What the exercise asks =>
Identify and copy all lines of the material where the string "Departamento" is found.

Available data =>
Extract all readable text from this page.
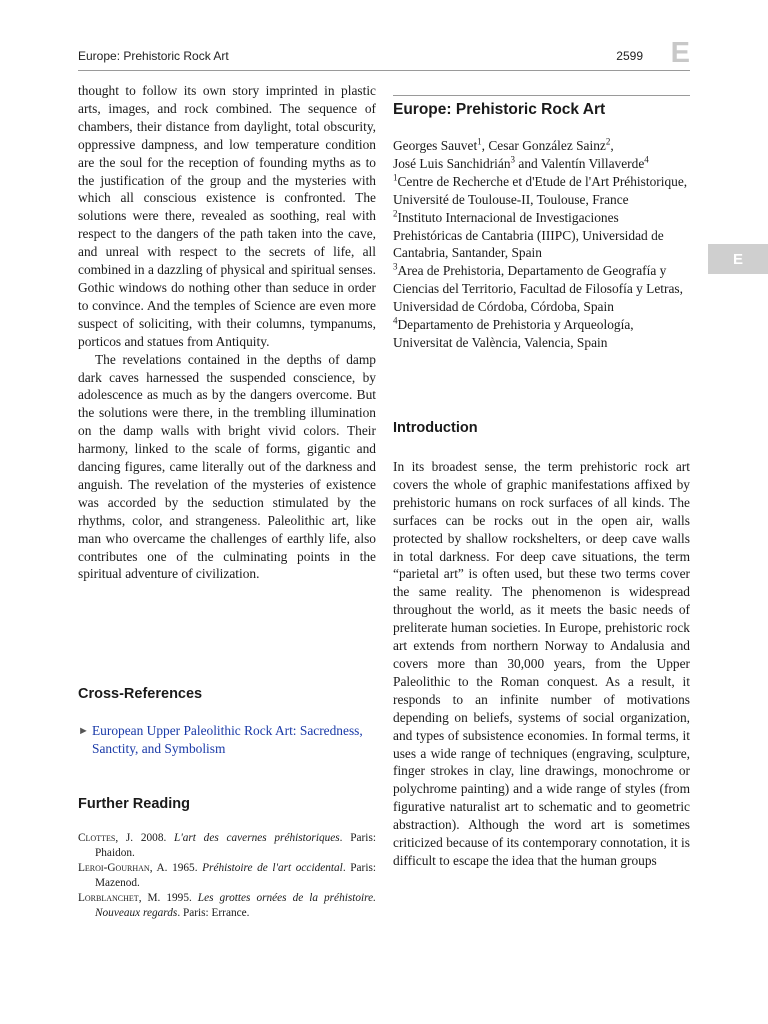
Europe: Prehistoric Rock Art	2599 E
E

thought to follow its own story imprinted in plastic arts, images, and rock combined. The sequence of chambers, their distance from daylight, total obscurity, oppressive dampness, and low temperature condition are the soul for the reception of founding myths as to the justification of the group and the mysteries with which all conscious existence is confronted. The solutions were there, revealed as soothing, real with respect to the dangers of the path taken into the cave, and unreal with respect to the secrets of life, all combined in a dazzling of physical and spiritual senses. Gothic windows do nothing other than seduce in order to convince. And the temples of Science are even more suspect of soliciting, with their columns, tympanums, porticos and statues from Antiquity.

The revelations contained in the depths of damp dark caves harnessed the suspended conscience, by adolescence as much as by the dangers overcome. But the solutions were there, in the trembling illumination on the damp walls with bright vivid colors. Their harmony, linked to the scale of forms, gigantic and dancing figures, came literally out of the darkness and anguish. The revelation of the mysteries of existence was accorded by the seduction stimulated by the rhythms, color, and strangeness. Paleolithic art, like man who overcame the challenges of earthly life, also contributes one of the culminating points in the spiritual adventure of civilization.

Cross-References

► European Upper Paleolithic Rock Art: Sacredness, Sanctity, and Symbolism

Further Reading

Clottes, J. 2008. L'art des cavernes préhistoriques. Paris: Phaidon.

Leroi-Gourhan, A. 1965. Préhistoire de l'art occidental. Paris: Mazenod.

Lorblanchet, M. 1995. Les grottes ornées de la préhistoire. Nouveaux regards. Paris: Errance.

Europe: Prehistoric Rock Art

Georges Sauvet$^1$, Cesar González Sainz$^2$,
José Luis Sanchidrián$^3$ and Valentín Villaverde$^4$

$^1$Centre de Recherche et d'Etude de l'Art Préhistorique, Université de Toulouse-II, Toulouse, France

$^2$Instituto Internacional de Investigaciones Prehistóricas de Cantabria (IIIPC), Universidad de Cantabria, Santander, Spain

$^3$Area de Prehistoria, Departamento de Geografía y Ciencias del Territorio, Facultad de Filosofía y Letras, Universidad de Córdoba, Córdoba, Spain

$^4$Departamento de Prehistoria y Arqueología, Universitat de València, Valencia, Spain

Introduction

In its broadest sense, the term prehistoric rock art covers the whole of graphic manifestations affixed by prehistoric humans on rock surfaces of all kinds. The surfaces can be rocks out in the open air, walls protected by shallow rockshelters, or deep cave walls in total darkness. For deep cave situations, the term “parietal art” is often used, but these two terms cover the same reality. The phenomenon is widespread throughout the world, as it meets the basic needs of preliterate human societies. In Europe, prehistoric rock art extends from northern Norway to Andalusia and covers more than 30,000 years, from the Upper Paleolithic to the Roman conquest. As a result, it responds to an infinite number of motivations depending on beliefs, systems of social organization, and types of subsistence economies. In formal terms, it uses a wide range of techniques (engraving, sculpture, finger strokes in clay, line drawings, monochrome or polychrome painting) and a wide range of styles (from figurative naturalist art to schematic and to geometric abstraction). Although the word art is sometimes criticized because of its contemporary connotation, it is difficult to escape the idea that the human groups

Exercise answer =>
$^3$Area de Prehistoria, Departamento de Geografía y Ciencias del Territorio, Facultad de Filosofía y Letras, Universidad de Córdoba, Córdoba, Spain
$^4$Departamento de Prehistoria y Arqueología, Universitat de València, Valencia, Spain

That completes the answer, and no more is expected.